• [TASK OBJECTIVE] Copy out the whole listing exactly as written, leaving the pictures behind.

• [ITEMS]
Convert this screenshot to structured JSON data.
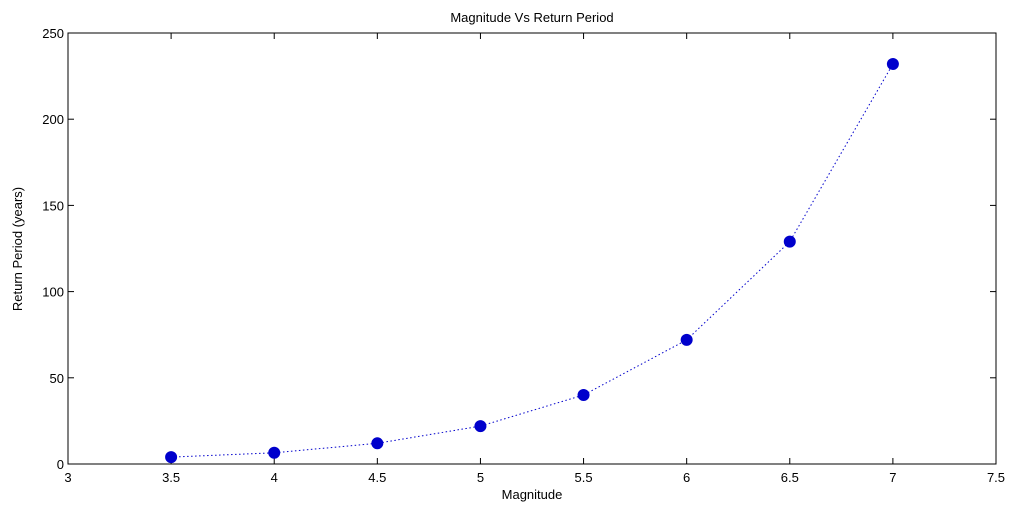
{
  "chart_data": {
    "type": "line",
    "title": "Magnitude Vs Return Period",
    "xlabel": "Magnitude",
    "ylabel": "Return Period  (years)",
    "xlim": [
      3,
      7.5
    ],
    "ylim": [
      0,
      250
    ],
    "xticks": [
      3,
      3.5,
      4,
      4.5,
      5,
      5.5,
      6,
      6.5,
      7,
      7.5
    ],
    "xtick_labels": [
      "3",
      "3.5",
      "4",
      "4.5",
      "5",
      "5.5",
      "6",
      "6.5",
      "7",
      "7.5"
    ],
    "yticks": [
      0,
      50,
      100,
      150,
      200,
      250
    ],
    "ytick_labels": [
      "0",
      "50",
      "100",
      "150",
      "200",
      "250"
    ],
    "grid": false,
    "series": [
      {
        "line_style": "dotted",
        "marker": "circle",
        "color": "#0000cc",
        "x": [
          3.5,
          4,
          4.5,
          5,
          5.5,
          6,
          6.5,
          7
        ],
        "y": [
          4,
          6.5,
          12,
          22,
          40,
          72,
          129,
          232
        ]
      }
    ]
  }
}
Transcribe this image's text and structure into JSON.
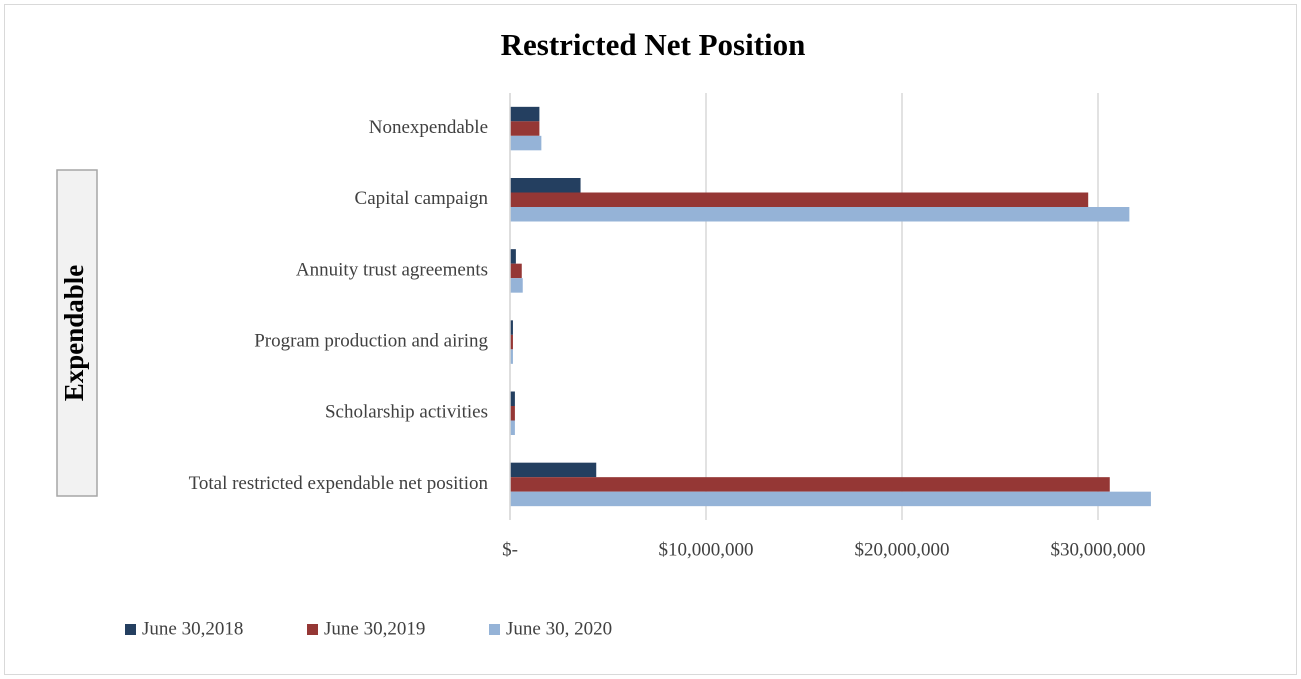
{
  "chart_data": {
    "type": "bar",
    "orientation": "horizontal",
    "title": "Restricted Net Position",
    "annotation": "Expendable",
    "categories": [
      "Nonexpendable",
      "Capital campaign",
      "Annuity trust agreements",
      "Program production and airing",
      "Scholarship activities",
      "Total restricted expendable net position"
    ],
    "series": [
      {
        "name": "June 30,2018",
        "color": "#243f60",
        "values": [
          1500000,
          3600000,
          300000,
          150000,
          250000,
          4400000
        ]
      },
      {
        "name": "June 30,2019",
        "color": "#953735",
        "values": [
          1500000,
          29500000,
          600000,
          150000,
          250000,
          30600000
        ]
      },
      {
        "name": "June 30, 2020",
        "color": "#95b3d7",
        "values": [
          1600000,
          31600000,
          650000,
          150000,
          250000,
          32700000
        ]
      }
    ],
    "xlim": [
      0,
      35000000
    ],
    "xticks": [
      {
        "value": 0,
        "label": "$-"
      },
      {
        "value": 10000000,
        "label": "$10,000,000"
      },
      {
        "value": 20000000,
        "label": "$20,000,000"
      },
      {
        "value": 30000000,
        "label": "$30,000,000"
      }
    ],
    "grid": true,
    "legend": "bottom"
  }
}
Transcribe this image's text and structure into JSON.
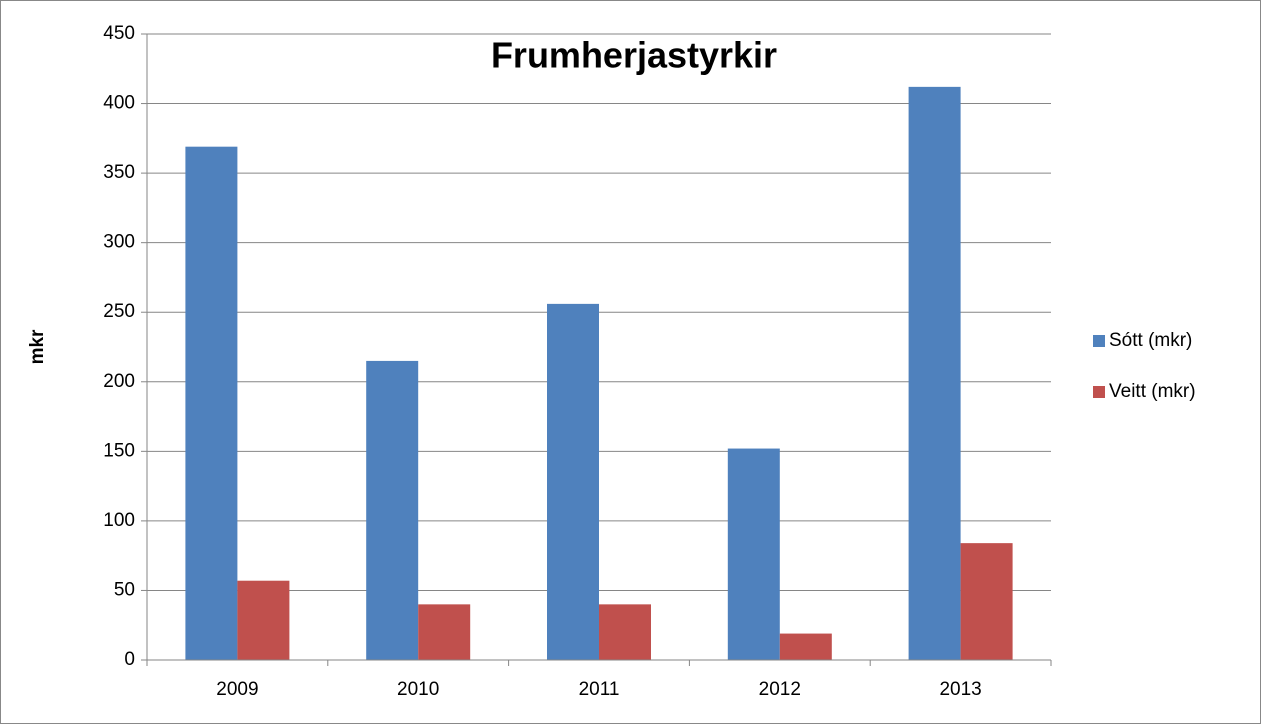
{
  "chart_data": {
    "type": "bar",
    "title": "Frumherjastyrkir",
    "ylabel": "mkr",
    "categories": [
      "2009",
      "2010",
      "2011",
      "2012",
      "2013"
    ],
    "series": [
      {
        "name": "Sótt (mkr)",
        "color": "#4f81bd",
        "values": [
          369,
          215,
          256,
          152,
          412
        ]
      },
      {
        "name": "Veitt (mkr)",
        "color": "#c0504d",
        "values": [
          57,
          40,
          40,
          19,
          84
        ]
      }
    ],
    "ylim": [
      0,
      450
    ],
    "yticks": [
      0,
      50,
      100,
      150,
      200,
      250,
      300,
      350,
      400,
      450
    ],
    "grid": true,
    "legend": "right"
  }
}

• [RESPONSE TO THIS EXERCISE]
Convert this screenshot to structured JSON data.
{
  "chart_data": {
    "type": "line",
    "title": "Magnitude Vs Return Period",
    "xlabel": "Magnitude",
    "ylabel": "Return Period  (years)",
    "xlim": [
      3,
      7.5
    ],
    "ylim": [
      0,
      250
    ],
    "xticks": [
      3,
      3.5,
      4,
      4.5,
      5,
      5.5,
      6,
      6.5,
      7,
      7.5
    ],
    "xtick_labels": [
      "3",
      "3.5",
      "4",
      "4.5",
      "5",
      "5.5",
      "6",
      "6.5",
      "7",
      "7.5"
    ],
    "yticks": [
      0,
      50,
      100,
      150,
      200,
      250
    ],
    "ytick_labels": [
      "0",
      "50",
      "100",
      "150",
      "200",
      "250"
    ],
    "grid": false,
    "series": [
      {
        "line_style": "dotted",
        "marker": "circle",
        "color": "#0000cc",
        "x": [
          3.5,
          4,
          4.5,
          5,
          5.5,
          6,
          6.5,
          7
        ],
        "y": [
          4,
          6.5,
          12,
          22,
          40,
          72,
          129,
          232
        ]
      }
    ]
  }
}
Transcribe this image's text and structure into JSON.
{
  "chart_data": {
    "type": "bar",
    "orientation": "horizontal",
    "title": "Restricted Net Position",
    "annotation": "Expendable",
    "categories": [
      "Nonexpendable",
      "Capital campaign",
      "Annuity trust agreements",
      "Program production and airing",
      "Scholarship activities",
      "Total restricted expendable net position"
    ],
    "series": [
      {
        "name": "June 30,2018",
        "color": "#243f60",
        "values": [
          1500000,
          3600000,
          300000,
          150000,
          250000,
          4400000
        ]
      },
      {
        "name": "June 30,2019",
        "color": "#953735",
        "values": [
          1500000,
          29500000,
          600000,
          150000,
          250000,
          30600000
        ]
      },
      {
        "name": "June 30, 2020",
        "color": "#95b3d7",
        "values": [
          1600000,
          31600000,
          650000,
          150000,
          250000,
          32700000
        ]
      }
    ],
    "xlim": [
      0,
      35000000
    ],
    "xticks": [
      {
        "value": 0,
        "label": "$-"
      },
      {
        "value": 10000000,
        "label": "$10,000,000"
      },
      {
        "value": 20000000,
        "label": "$20,000,000"
      },
      {
        "value": 30000000,
        "label": "$30,000,000"
      }
    ],
    "grid": true,
    "legend": "bottom"
  }
}
Transcribe this image's text and structure into JSON.
{
  "chart_data": {
    "type": "bar",
    "title": "Frumherjastyrkir",
    "ylabel": "mkr",
    "categories": [
      "2009",
      "2010",
      "2011",
      "2012",
      "2013"
    ],
    "series": [
      {
        "name": "Sótt (mkr)",
        "color": "#4f81bd",
        "values": [
          369,
          215,
          256,
          152,
          412
        ]
      },
      {
        "name": "Veitt (mkr)",
        "color": "#c0504d",
        "values": [
          57,
          40,
          40,
          19,
          84
        ]
      }
    ],
    "ylim": [
      0,
      450
    ],
    "yticks": [
      0,
      50,
      100,
      150,
      200,
      250,
      300,
      350,
      400,
      450
    ],
    "grid": true,
    "legend": "right"
  }
}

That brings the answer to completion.